Stated goal.
Output the data word for word, dropping every image.

Data in this exercise.
━━━

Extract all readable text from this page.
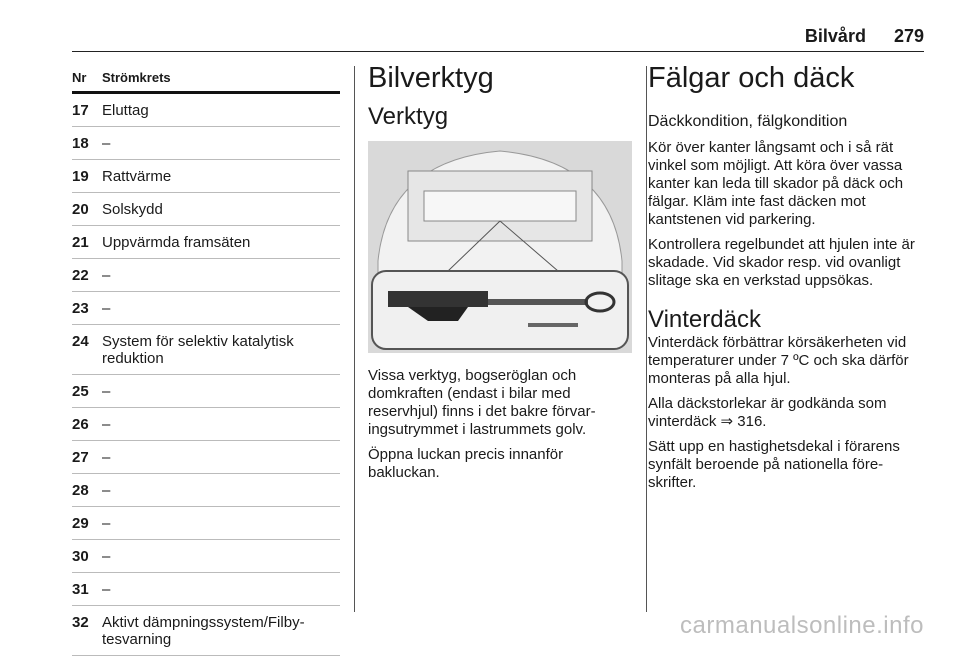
Bilvård 279
Nr	Strömkrets
17 Eluttag
18 –
19 Rattvärme
20 Solskydd
21 Uppvärmda framsäten
22 –
23 –
24 System för selektiv katalytisk reduktion
25 –
26 –
27 –
28 –
29 –
30 –
31 –
32 Aktivt dämpningssystem/Filby-tesvarning
Bilverktyg
Verktyg

Vissa verktyg, bogseröglan och domkraften (endast i bilar med reservhjul) finns i det bakre förvar-ingsutrymmet i lastrummets golv.

Öppna luckan precis innanför bakluckan.

Fälgar och däck
Däckkondition, fälgkondition

Kör över kanter långsamt och i så rät vinkel som möjligt. Att köra över vassa kanter kan leda till skador på däck och fälgar. Kläm inte fast däcken mot kantstenen vid parkering.

Kontrollera regelbundet att hjulen inte är skadade. Vid skador resp. vid ovanligt slitage ska en verkstad uppsökas.

Vinterdäck

Vinterdäck förbättrar körsäkerheten vid temperaturer under 7 ºC och ska därför monteras på alla hjul.

Alla däckstorlekar är godkända som vinterdäck ⇒ 316.

Sätt upp en hastighetsdekal i förarens synfält beroende på nationella före-skrifter.

carmanualsonline.info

━━━

Exercise response.
Extract all readable text from this page.
Bilvård 279
Nr	Strömkrets
17 Eluttag
18 –
19 Rattvärme
20 Solskydd
21 Uppvärmda framsäten
22 –
23 –
24 System för selektiv katalytisk reduktion
25 –
26 –
27 –
28 –
29 –
30 –
31 –
32 Aktivt dämpningssystem/Filby-tesvarning
Bilverktyg
Verktyg

Vissa verktyg, bogseröglan och domkraften (endast i bilar med reservhjul) finns i det bakre förvar-ingsutrymmet i lastrummets golv.

Öppna luckan precis innanför bakluckan.

Fälgar och däck
Däckkondition, fälgkondition

Kör över kanter långsamt och i så rät vinkel som möjligt. Att köra över vassa kanter kan leda till skador på däck och fälgar. Kläm inte fast däcken mot kantstenen vid parkering.

Kontrollera regelbundet att hjulen inte är skadade. Vid skador resp. vid ovanligt slitage ska en verkstad uppsökas.

Vinterdäck

Vinterdäck förbättrar körsäkerheten vid temperaturer under 7 ºC och ska därför monteras på alla hjul.

Alla däckstorlekar är godkända som vinterdäck ⇒ 316.

Sätt upp en hastighetsdekal i förarens synfält beroende på nationella före-skrifter.

carmanualsonline.info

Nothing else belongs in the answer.